* [Task statement]
For every line in the data below that contains "April", copy the line.

[Dataset items]
= = = = = = =

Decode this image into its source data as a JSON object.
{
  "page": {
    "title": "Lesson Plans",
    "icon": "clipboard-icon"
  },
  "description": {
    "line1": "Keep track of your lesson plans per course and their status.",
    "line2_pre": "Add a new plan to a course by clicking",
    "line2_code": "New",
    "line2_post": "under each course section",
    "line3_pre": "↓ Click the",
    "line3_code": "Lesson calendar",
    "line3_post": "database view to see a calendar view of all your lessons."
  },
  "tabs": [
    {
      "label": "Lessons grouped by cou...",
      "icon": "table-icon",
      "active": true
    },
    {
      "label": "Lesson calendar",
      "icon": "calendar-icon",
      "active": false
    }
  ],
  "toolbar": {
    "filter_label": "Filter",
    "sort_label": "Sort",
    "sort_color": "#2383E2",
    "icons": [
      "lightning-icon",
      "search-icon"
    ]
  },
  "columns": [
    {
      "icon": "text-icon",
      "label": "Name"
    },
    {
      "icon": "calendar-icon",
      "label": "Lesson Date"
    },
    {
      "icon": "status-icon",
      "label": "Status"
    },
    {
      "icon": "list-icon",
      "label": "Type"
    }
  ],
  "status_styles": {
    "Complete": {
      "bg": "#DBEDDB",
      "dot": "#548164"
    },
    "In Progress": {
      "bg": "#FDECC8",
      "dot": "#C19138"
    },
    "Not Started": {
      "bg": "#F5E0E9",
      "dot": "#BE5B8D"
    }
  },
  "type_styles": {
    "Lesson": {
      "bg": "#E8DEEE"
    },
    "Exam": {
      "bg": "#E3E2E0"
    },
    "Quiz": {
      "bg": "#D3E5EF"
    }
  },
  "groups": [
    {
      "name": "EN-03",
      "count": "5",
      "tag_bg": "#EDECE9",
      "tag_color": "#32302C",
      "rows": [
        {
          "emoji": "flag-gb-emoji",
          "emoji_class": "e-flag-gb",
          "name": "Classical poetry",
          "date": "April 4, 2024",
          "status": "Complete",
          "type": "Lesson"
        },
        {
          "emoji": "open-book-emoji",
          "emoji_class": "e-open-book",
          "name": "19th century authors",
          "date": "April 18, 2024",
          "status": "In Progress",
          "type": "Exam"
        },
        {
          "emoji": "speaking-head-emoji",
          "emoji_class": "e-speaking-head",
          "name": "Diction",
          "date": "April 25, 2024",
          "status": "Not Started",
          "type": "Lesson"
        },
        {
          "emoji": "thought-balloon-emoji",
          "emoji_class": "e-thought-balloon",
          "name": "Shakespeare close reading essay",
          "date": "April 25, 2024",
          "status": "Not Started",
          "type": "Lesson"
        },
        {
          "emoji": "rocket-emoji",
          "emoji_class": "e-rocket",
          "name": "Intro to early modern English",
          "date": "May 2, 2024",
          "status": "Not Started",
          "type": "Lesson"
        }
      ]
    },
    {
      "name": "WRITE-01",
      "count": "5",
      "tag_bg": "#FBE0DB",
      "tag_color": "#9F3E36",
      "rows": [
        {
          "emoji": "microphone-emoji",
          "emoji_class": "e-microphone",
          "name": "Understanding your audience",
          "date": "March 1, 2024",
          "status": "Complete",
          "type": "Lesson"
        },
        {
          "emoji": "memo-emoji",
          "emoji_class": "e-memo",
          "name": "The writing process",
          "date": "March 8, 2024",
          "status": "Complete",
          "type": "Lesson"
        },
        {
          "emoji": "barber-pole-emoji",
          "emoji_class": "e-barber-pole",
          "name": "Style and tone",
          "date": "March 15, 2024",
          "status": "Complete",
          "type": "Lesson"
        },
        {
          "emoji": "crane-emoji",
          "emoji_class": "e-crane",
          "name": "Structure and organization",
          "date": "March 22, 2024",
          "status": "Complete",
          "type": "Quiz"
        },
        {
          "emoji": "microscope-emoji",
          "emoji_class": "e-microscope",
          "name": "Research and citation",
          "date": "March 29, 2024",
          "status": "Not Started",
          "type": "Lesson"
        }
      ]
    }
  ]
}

= = = = = = =

* [Answer to this problem]
          "date": "April 4, 2024",
          "date": "April 18, 2024",
          "date": "April 25, 2024",
          "date": "April 25, 2024",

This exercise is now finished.